Below are records. Count every line containing the word "views" and give the number alone.

— begin Records for processing —

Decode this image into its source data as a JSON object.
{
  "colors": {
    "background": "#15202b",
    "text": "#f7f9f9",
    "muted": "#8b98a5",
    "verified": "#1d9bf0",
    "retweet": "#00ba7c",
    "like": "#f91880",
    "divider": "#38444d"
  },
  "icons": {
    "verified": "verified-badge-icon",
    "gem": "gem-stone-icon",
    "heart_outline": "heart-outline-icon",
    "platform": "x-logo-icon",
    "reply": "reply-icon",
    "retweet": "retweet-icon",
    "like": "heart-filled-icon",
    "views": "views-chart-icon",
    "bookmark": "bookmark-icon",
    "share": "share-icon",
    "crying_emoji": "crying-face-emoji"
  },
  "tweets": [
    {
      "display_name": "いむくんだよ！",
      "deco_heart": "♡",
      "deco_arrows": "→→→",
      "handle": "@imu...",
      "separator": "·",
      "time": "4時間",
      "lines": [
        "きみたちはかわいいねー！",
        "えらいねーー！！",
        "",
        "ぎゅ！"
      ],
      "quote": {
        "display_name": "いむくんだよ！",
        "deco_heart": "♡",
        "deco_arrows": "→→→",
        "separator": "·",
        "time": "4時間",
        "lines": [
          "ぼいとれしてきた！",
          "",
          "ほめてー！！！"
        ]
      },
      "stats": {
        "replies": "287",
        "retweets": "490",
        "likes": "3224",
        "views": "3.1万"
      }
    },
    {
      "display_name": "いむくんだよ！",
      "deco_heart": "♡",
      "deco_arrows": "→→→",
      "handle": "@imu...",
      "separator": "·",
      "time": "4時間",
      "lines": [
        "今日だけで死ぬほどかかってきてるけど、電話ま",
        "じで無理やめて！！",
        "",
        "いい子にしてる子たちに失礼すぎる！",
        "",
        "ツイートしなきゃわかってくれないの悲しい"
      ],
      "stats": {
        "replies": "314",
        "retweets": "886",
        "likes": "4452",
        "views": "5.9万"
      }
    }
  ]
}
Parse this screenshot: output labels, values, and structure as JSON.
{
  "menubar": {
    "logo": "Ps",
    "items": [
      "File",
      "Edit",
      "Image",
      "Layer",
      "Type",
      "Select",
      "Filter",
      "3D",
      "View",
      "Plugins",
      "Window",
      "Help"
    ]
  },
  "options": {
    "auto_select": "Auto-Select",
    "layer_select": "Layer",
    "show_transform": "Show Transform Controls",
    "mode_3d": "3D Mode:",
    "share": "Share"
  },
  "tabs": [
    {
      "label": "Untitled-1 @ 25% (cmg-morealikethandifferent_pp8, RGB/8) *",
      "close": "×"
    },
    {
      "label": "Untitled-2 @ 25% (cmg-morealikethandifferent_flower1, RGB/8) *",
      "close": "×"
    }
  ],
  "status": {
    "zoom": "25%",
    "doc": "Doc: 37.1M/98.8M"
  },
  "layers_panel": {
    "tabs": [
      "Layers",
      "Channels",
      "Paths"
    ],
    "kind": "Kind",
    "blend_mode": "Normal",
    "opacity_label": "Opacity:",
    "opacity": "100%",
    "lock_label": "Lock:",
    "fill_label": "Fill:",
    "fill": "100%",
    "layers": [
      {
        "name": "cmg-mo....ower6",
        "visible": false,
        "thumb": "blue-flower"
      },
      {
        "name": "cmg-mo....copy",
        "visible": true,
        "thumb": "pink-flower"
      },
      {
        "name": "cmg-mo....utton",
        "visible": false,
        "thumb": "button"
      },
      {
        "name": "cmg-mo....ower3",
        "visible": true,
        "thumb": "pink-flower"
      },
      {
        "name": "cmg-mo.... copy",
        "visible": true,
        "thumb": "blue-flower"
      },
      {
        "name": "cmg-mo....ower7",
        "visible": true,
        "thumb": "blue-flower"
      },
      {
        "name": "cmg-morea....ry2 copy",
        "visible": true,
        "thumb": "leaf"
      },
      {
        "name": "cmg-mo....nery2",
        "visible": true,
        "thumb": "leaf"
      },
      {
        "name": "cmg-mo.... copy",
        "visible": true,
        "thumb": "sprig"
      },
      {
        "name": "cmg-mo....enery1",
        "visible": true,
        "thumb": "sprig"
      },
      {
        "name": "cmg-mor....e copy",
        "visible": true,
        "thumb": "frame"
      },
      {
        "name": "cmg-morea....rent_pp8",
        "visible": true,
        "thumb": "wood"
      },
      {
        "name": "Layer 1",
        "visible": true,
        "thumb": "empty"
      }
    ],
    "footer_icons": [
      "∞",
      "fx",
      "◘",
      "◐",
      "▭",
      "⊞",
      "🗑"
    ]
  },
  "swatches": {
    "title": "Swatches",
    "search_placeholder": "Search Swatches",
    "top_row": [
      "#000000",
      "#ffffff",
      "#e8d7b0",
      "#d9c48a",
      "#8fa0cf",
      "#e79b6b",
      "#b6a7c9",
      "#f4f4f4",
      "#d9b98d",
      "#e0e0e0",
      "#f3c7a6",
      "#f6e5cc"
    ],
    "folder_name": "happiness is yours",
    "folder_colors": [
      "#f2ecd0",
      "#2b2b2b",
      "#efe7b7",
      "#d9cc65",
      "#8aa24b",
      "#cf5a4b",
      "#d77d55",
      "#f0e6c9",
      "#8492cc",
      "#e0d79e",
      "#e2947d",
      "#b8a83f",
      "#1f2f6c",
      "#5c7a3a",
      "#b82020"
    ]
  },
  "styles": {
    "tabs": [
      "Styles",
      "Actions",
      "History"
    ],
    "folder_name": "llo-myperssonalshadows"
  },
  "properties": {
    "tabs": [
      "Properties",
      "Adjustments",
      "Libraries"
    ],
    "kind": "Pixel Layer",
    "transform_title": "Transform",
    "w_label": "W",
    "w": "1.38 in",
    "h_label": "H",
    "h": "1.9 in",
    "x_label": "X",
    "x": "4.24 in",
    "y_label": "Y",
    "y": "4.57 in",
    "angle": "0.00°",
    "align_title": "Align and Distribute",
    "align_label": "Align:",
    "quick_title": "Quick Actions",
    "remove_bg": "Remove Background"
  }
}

— end Records for processing —

Answer to this task —
3